● Task goal: Select from the data all lines with the word "passport".

● Records supplied:

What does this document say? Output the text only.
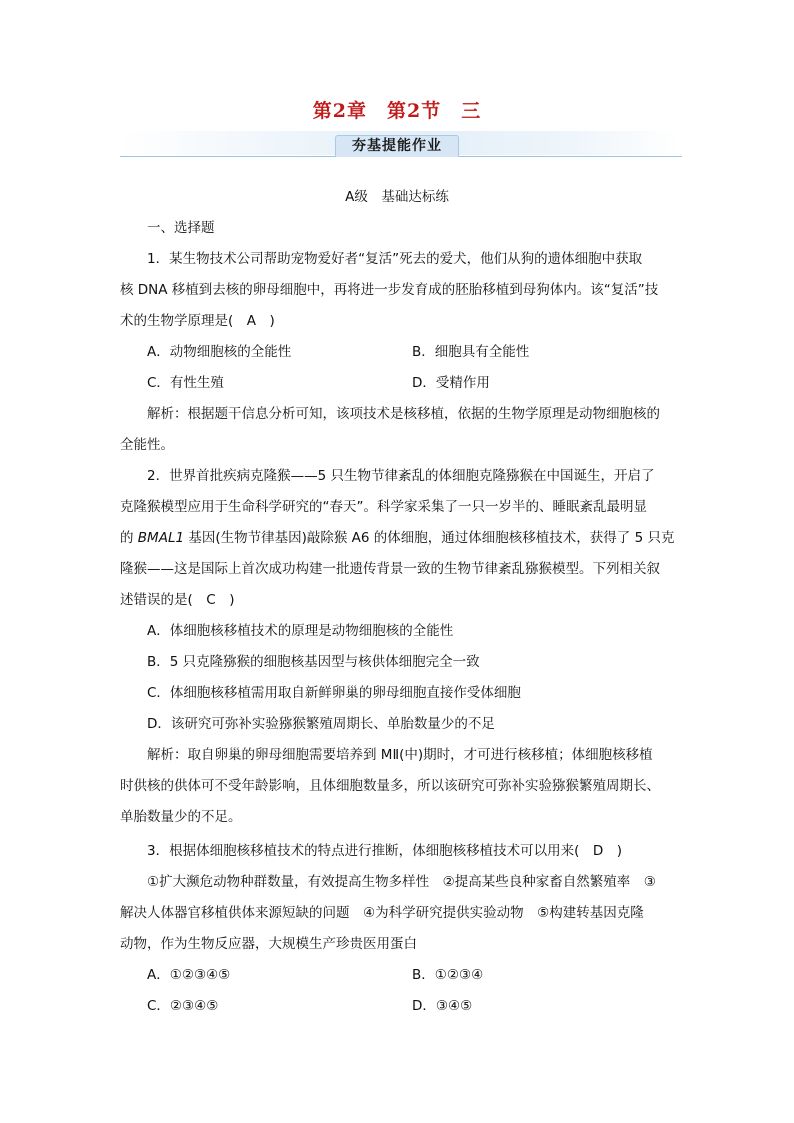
第2章　第2节　三
夯基提能作业
A级　基础达标练
一、选择题
1．某生物技术公司帮助宠物爱好者“复活”死去的爱犬，他们从狗的遗体细胞中获取
核 DNA 移植到去核的卵母细胞中，再将进一步发育成的胚胎移植到母狗体内。该“复活”技
术的生物学原理是(　A　)
A．动物细胞核的全能性	B．细胞具有全能性
C．有性生殖	D．受精作用
解析：根据题干信息分析可知，该项技术是核移植，依据的生物学原理是动物细胞核的
全能性。
2．世界首批疾病克隆猴——5 只生物节律紊乱的体细胞克隆猕猴在中国诞生，开启了
克隆猴模型应用于生命科学研究的“春天”。科学家采集了一只一岁半的、睡眠紊乱最明显
的 BMAL1 基因(生物节律基因)敲除猴 A6 的体细胞，通过体细胞核移植技术，获得了 5 只克
隆猴——这是国际上首次成功构建一批遗传背景一致的生物节律紊乱猕猴模型。下列相关叙
述错误的是(　C　)
A．体细胞核移植技术的原理是动物细胞核的全能性
B．5 只克隆猕猴的细胞核基因型与核供体细胞完全一致
C．体细胞核移植需用取自新鲜卵巢的卵母细胞直接作受体细胞
D．该研究可弥补实验猕猴繁殖周期长、单胎数量少的不足
解析：取自卵巢的卵母细胞需要培养到 MⅡ(中)期时，才可进行核移植；体细胞核移植
时供核的供体可不受年龄影响，且体细胞数量多，所以该研究可弥补实验猕猴繁殖周期长、
单胎数量少的不足。
3．根据体细胞核移植技术的特点进行推断，体细胞核移植技术可以用来(　D　)
①扩大濒危动物种群数量，有效提高生物多样性　②提高某些良种家畜自然繁殖率　③
解决人体器官移植供体来源短缺的问题　④为科学研究提供实验动物　⑤构建转基因克隆
动物，作为生物反应器，大规模生产珍贵医用蛋白
A．①②③④⑤	B．①②③④
C．②③④⑤	D．③④⑤
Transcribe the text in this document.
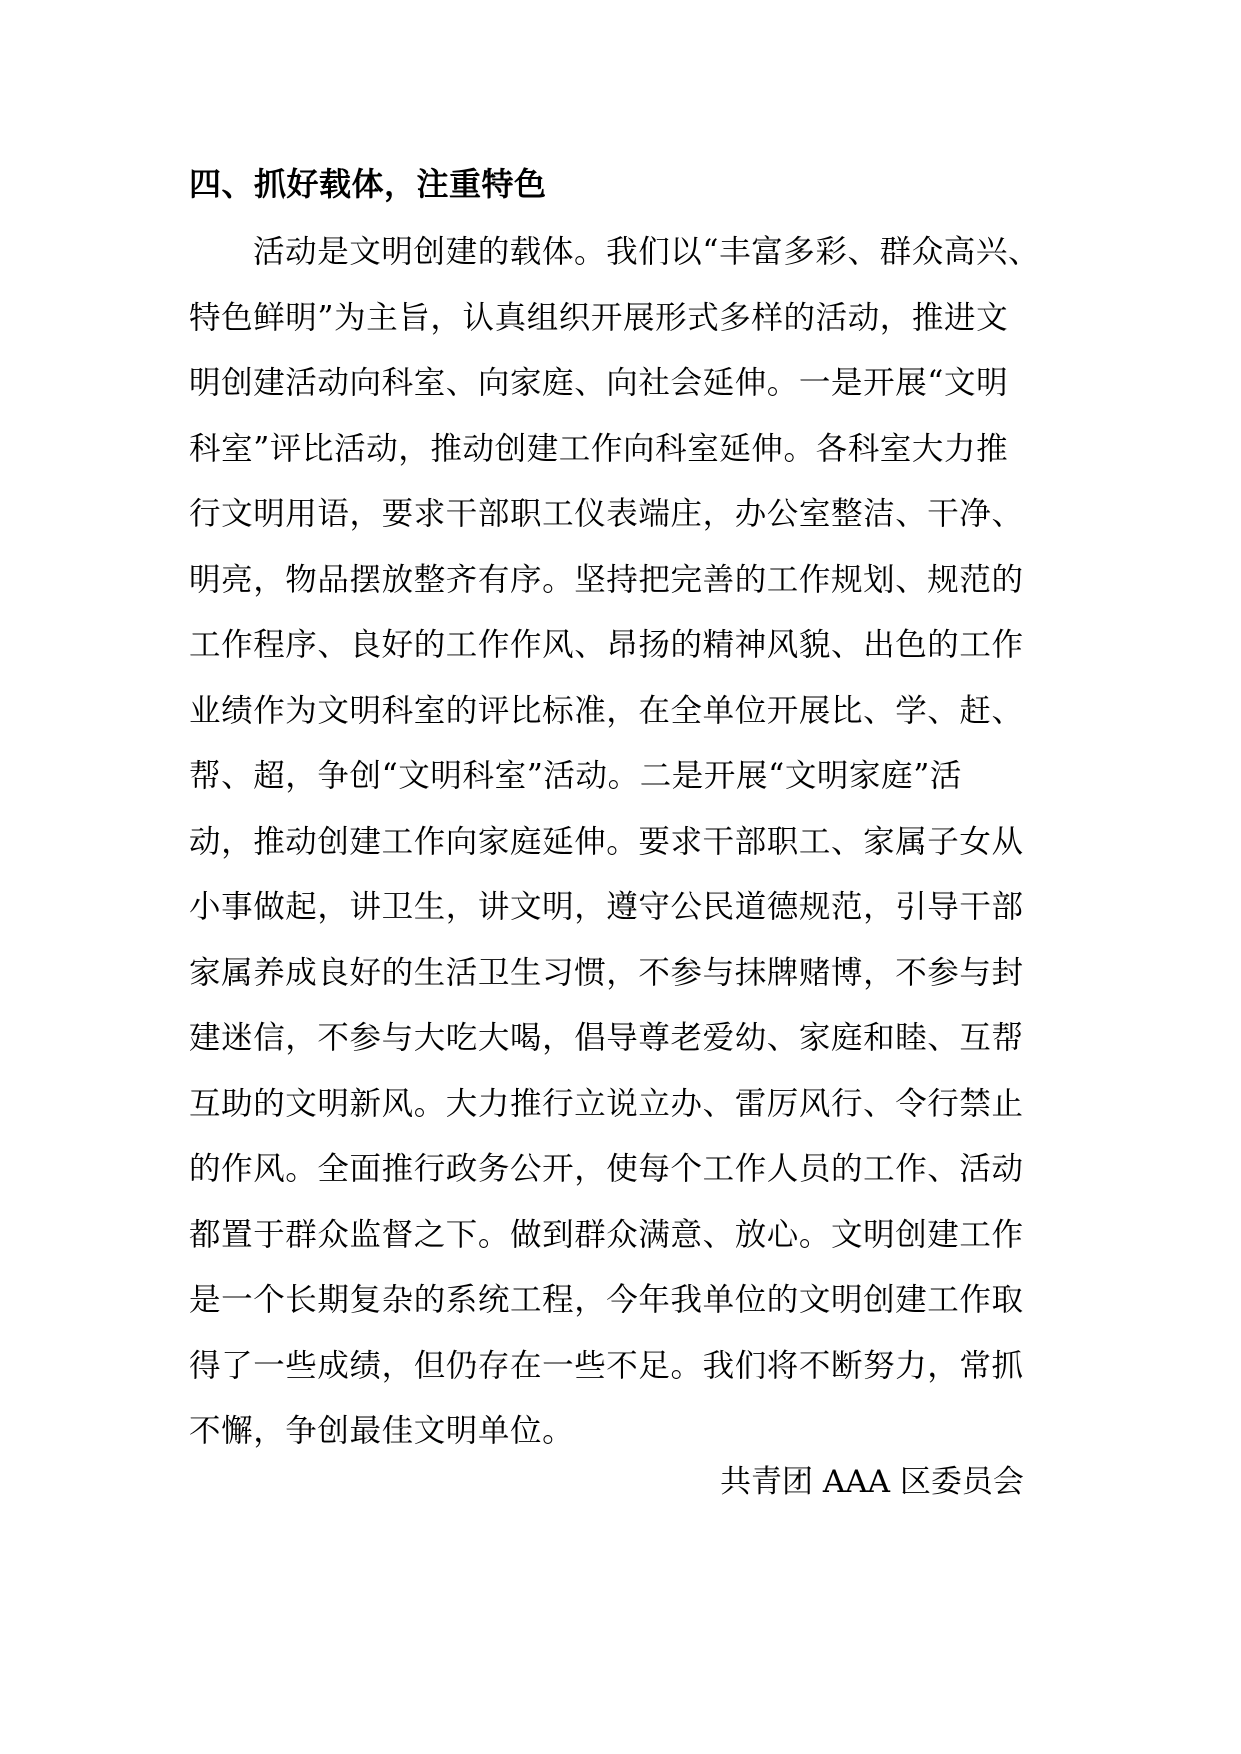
四、抓好载体，注重特色
活动是文明创建的载体。我们以“丰富多彩、群众高兴、
特色鲜明”为主旨，认真组织开展形式多样的活动，推进文
明创建活动向科室、向家庭、向社会延伸。一是开展“文明
科室”评比活动，推动创建工作向科室延伸。各科室大力推
行文明用语，要求干部职工仪表端庄，办公室整洁、干净、
明亮，物品摆放整齐有序。坚持把完善的工作规划、规范的
工作程序、良好的工作作风、昂扬的精神风貌、出色的工作
业绩作为文明科室的评比标准，在全单位开展比、学、赶、
帮、超，争创“文明科室”活动。二是开展“文明家庭”活
动，推动创建工作向家庭延伸。要求干部职工、家属子女从
小事做起，讲卫生，讲文明，遵守公民道德规范，引导干部
家属养成良好的生活卫生习惯，不参与抹牌赌博，不参与封
建迷信，不参与大吃大喝，倡导尊老爱幼、家庭和睦、互帮
互助的文明新风。大力推行立说立办、雷厉风行、令行禁止
的作风。全面推行政务公开，使每个工作人员的工作、活动
都置于群众监督之下。做到群众满意、放心。文明创建工作
是一个长期复杂的系统工程，今年我单位的文明创建工作取
得了一些成绩，但仍存在一些不足。我们将不断努力，常抓
不懈，争创最佳文明单位。

共青团 AAA 区委员会
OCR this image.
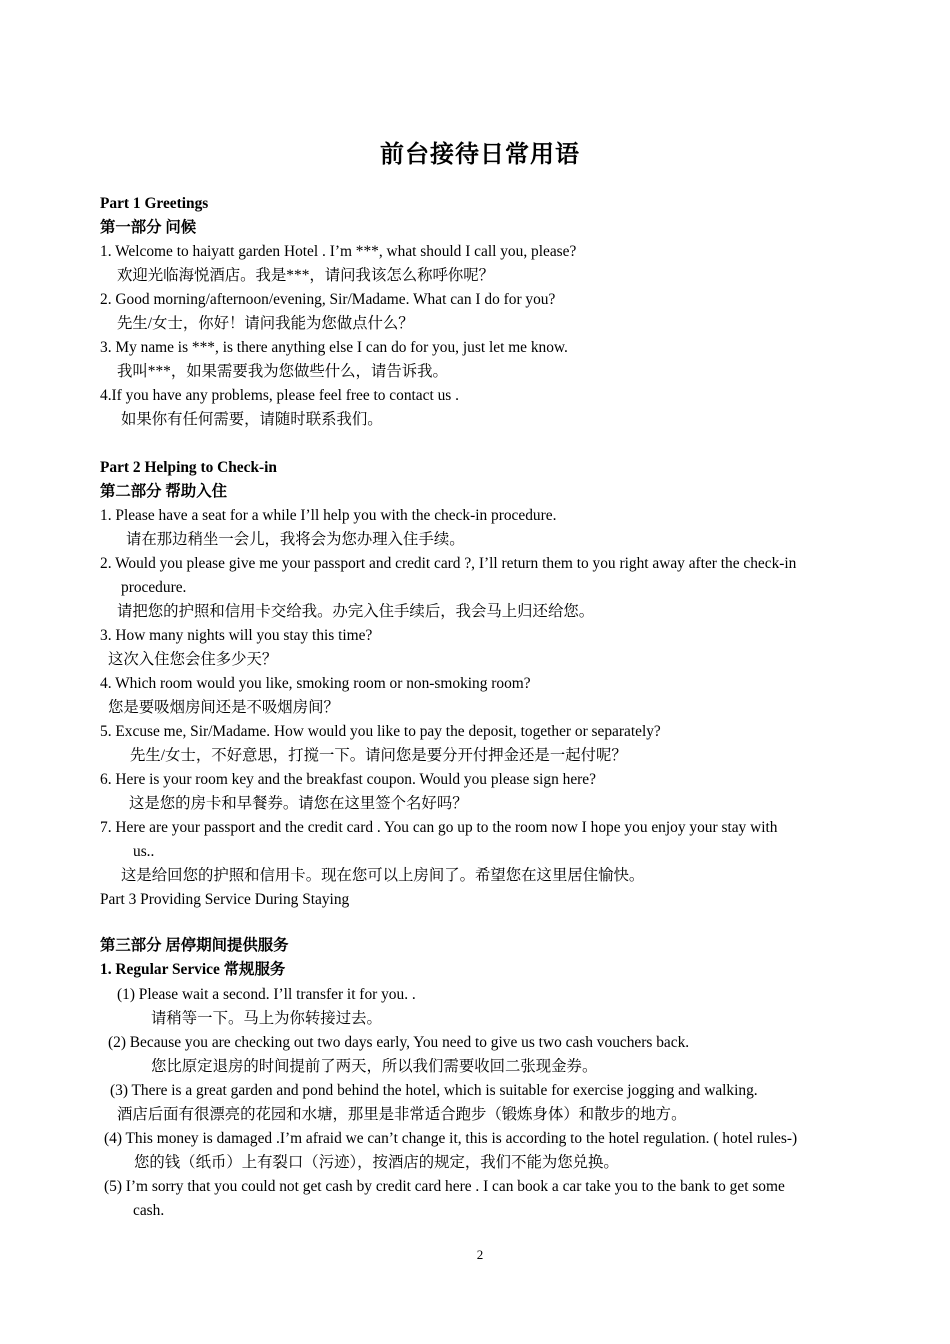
前台接待日常用语
Part 1 Greetings
第一部分 问候
1. Welcome to haiyatt garden Hotel . I’m ***, what should I call you, please?
欢迎光临海悦酒店。我是***，请问我该怎么称呼你呢？
2. Good morning/afternoon/evening, Sir/Madame. What can I do for you?
先生/女士，你好！请问我能为您做点什么？
3. My name is ***, is there anything else I can do for you, just let me know.
我叫***，如果需要我为您做些什么，请告诉我。
4.If you have any problems, please feel free to contact us .
如果你有任何需要，请随时联系我们。
Part 2 Helping to Check-in
第二部分 帮助入住
1. Please have a seat for a while I’ll help you with the check-in procedure.
请在那边稍坐一会儿，我将会为您办理入住手续。
2. Would you please give me your passport and credit card ?, I’ll return them to you right away after the check-in
procedure.
请把您的护照和信用卡交给我。办完入住手续后，我会马上归还给您。
3. How many nights will you stay this time?
这次入住您会住多少天？
4. Which room would you like, smoking room or non-smoking room?
您是要吸烟房间还是不吸烟房间？
5. Excuse me, Sir/Madame. How would you like to pay the deposit, together or separately?
先生/女士，不好意思，打搅一下。请问您是要分开付押金还是一起付呢？
6. Here is your room key and the breakfast coupon. Would you please sign here?
这是您的房卡和早餐券。请您在这里签个名好吗？
7. Here are your passport and the credit card . You can go up to the room now I hope you enjoy your stay with
us..
这是给回您的护照和信用卡。现在您可以上房间了。希望您在这里居住愉快。
Part 3 Providing Service During Staying
第三部分 居停期间提供服务
1. Regular Service 常规服务
(1) Please wait a second. I’ll transfer it for you. .
请稍等一下。马上为你转接过去。
(2) Because you are checking out two days early, You need to give us two cash vouchers back.
您比原定退房的时间提前了两天，所以我们需要收回二张现金券。
(3) There is a great garden and pond behind the hotel, which is suitable for exercise jogging and walking.
酒店后面有很漂亮的花园和水塘，那里是非常适合跑步（锻炼身体）和散步的地方。
(4) This money is damaged .I’m afraid we can’t change it, this is according to the hotel regulation. ( hotel rules-)
您的钱（纸币）上有裂口（污迹），按酒店的规定，我们不能为您兑换。
(5) I’m sorry that you could not get cash by credit card here . I can book a car take you to the bank to get some
cash.
2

● Written answer:
2. Would you please give me your passport and credit card ?, I’ll return them to you right away after the check-in
7. Here are your passport and the credit card . You can go up to the room now I hope you enjoy your stay with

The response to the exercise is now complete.